▶ [Task prompt]: Every entry is to be returned as it stands, apart from the pictures.

==== Extracted data ====

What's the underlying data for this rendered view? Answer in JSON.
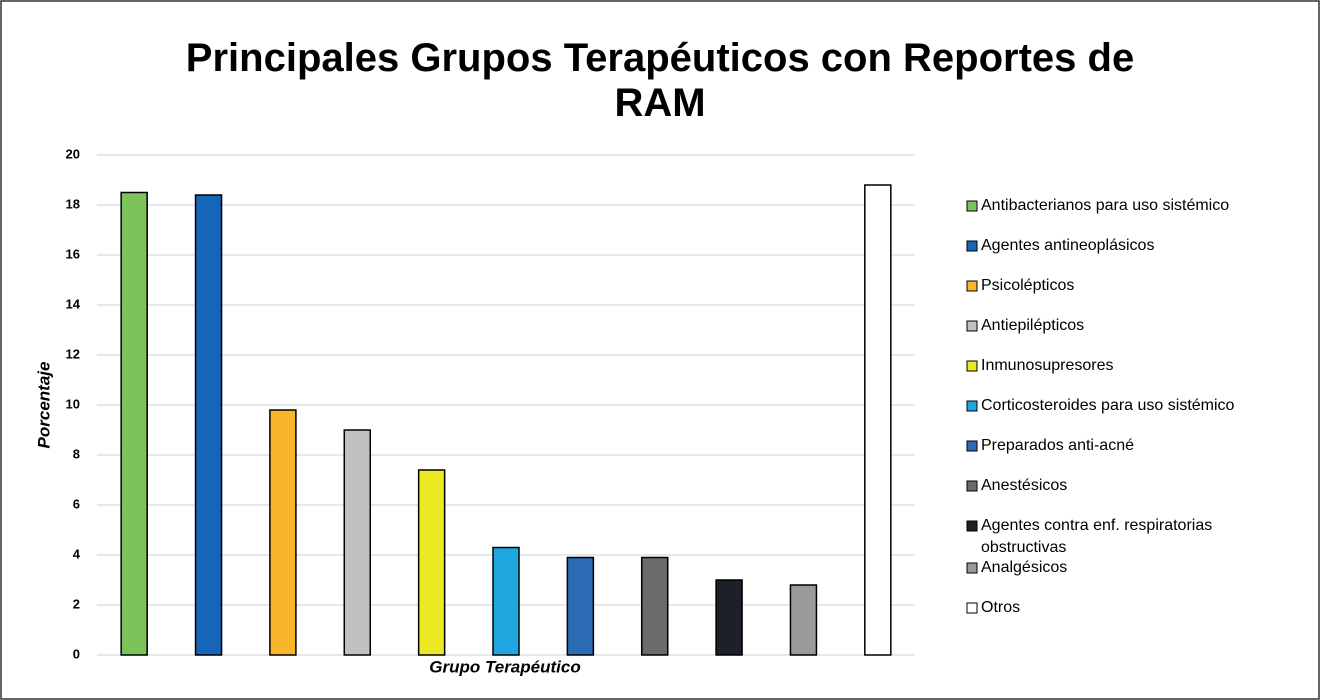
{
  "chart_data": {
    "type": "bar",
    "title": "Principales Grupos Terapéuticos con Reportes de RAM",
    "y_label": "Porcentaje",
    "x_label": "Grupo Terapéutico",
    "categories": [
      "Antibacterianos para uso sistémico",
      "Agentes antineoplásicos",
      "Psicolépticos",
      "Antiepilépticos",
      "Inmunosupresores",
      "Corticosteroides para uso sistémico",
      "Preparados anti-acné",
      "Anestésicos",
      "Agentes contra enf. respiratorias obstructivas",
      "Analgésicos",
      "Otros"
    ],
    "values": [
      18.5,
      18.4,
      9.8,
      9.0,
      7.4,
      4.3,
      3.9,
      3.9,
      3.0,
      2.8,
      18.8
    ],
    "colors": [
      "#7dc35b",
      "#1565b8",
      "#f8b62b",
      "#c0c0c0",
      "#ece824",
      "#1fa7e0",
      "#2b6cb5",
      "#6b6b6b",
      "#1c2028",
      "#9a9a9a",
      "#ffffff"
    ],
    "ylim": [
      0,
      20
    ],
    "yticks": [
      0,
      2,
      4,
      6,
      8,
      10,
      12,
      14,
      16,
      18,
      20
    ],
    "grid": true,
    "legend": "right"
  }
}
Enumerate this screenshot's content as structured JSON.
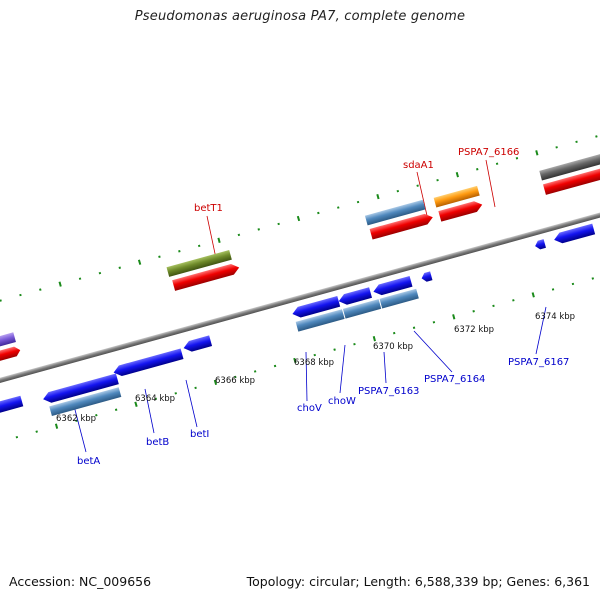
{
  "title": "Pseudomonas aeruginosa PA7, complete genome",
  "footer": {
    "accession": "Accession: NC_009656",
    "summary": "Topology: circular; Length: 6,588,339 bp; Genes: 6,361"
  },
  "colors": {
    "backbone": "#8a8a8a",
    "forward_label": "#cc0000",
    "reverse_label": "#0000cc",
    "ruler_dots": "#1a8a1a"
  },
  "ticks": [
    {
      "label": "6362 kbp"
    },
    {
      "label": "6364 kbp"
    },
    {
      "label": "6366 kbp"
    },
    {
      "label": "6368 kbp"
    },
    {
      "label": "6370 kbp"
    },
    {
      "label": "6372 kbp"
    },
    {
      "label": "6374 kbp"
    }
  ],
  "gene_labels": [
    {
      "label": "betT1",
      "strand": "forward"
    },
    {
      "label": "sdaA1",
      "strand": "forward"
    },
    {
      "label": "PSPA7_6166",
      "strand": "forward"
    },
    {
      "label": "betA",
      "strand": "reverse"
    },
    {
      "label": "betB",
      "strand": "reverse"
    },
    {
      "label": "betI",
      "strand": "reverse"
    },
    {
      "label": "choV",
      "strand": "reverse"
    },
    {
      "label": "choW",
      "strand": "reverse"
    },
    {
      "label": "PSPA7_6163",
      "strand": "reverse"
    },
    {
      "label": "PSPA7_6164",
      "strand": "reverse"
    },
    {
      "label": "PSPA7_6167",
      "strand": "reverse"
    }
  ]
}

====

▶ [Task answer]:
What's the underlying data for this rendered view? Answer in JSON.
{
  "chart_data": {
    "type": "bar",
    "title": "Principales Grupos Terapéuticos con Reportes de RAM",
    "y_label": "Porcentaje",
    "x_label": "Grupo Terapéutico",
    "categories": [
      "Antibacterianos para uso sistémico",
      "Agentes antineoplásicos",
      "Psicolépticos",
      "Antiepilépticos",
      "Inmunosupresores",
      "Corticosteroides para uso sistémico",
      "Preparados anti-acné",
      "Anestésicos",
      "Agentes contra enf. respiratorias obstructivas",
      "Analgésicos",
      "Otros"
    ],
    "values": [
      18.5,
      18.4,
      9.8,
      9.0,
      7.4,
      4.3,
      3.9,
      3.9,
      3.0,
      2.8,
      18.8
    ],
    "colors": [
      "#7dc35b",
      "#1565b8",
      "#f8b62b",
      "#c0c0c0",
      "#ece824",
      "#1fa7e0",
      "#2b6cb5",
      "#6b6b6b",
      "#1c2028",
      "#9a9a9a",
      "#ffffff"
    ],
    "ylim": [
      0,
      20
    ],
    "yticks": [
      0,
      2,
      4,
      6,
      8,
      10,
      12,
      14,
      16,
      18,
      20
    ],
    "grid": true,
    "legend": "right"
  }
}
Enumerate this screenshot's content as structured JSON.
{
  "title": "Pseudomonas aeruginosa PA7, complete genome",
  "footer": {
    "accession": "Accession: NC_009656",
    "summary": "Topology: circular; Length: 6,588,339 bp; Genes: 6,361"
  },
  "colors": {
    "backbone": "#8a8a8a",
    "forward_label": "#cc0000",
    "reverse_label": "#0000cc",
    "ruler_dots": "#1a8a1a"
  },
  "ticks": [
    {
      "label": "6362 kbp"
    },
    {
      "label": "6364 kbp"
    },
    {
      "label": "6366 kbp"
    },
    {
      "label": "6368 kbp"
    },
    {
      "label": "6370 kbp"
    },
    {
      "label": "6372 kbp"
    },
    {
      "label": "6374 kbp"
    }
  ],
  "gene_labels": [
    {
      "label": "betT1",
      "strand": "forward"
    },
    {
      "label": "sdaA1",
      "strand": "forward"
    },
    {
      "label": "PSPA7_6166",
      "strand": "forward"
    },
    {
      "label": "betA",
      "strand": "reverse"
    },
    {
      "label": "betB",
      "strand": "reverse"
    },
    {
      "label": "betI",
      "strand": "reverse"
    },
    {
      "label": "choV",
      "strand": "reverse"
    },
    {
      "label": "choW",
      "strand": "reverse"
    },
    {
      "label": "PSPA7_6163",
      "strand": "reverse"
    },
    {
      "label": "PSPA7_6164",
      "strand": "reverse"
    },
    {
      "label": "PSPA7_6167",
      "strand": "reverse"
    }
  ]
}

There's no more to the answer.